Saved entries:
- - -
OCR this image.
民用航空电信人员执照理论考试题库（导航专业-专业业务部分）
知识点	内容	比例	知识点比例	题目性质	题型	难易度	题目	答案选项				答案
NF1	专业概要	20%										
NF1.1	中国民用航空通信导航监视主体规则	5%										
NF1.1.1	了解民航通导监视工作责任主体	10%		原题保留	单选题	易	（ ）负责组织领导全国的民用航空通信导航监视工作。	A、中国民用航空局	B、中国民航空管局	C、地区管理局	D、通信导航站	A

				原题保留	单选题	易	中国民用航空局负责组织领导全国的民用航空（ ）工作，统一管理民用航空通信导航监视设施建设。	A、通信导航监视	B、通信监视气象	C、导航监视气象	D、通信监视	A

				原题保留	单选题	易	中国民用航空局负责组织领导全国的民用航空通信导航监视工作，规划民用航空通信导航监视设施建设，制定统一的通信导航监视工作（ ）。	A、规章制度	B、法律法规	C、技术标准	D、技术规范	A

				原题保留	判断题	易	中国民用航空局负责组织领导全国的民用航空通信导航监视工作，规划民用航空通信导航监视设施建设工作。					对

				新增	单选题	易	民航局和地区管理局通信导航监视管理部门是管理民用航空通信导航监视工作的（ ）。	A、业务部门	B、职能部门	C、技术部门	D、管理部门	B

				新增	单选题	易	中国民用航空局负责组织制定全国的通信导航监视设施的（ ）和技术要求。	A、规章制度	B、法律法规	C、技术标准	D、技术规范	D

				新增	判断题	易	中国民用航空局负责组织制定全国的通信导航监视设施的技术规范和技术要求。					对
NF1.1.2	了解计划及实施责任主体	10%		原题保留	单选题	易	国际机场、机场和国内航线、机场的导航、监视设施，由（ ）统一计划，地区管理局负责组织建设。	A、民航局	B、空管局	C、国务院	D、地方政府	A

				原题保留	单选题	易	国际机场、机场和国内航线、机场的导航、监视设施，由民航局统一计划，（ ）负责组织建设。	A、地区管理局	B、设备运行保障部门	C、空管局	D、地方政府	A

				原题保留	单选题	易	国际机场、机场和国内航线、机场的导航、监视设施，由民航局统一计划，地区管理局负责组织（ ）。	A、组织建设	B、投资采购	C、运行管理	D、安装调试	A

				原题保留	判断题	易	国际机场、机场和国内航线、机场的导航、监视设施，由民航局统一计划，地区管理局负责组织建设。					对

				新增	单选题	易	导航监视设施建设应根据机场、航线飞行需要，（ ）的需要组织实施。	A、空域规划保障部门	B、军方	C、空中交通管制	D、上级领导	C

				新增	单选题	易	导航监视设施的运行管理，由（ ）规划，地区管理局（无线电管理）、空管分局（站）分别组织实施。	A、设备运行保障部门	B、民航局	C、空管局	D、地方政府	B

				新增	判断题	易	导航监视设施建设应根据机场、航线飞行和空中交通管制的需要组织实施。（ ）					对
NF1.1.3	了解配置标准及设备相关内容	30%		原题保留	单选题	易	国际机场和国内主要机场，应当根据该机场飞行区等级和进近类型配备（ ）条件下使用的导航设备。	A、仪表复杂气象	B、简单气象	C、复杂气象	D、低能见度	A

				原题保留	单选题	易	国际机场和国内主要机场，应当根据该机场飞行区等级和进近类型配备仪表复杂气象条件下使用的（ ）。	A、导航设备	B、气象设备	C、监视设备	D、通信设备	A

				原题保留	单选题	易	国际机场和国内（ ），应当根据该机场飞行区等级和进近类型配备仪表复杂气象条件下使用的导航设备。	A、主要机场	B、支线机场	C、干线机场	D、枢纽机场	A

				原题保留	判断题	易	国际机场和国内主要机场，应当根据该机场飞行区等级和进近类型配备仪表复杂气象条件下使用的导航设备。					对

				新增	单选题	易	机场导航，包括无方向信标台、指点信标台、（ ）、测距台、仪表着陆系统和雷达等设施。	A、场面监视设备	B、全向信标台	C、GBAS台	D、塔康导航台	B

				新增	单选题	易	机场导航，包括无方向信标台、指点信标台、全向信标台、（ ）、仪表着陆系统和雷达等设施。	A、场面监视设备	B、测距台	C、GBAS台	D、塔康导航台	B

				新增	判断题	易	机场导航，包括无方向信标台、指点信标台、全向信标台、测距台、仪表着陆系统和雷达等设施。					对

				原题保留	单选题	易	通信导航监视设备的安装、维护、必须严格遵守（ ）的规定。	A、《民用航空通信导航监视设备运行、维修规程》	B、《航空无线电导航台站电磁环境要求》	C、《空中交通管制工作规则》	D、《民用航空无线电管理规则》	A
- - -
- **WRITTEN PROBLEM**
Identify the lines of the data that contain the word "机场导航". Copy each of them.

- **FINISHED EXERCISE**
				新增	单选题	易	机场导航，包括无方向信标台、指点信标台、（ ）、测距台、仪表着陆系统和雷达等设施。	A、场面监视设备	B、全向信标台	C、GBAS台	D、塔康导航台	B
				新增	单选题	易	机场导航，包括无方向信标台、指点信标台、全向信标台、（ ）、仪表着陆系统和雷达等设施。	A、场面监视设备	B、测距台	C、GBAS台	D、塔康导航台	B
				新增	判断题	易	机场导航，包括无方向信标台、指点信标台、全向信标台、测距台、仪表着陆系统和雷达等设施。					对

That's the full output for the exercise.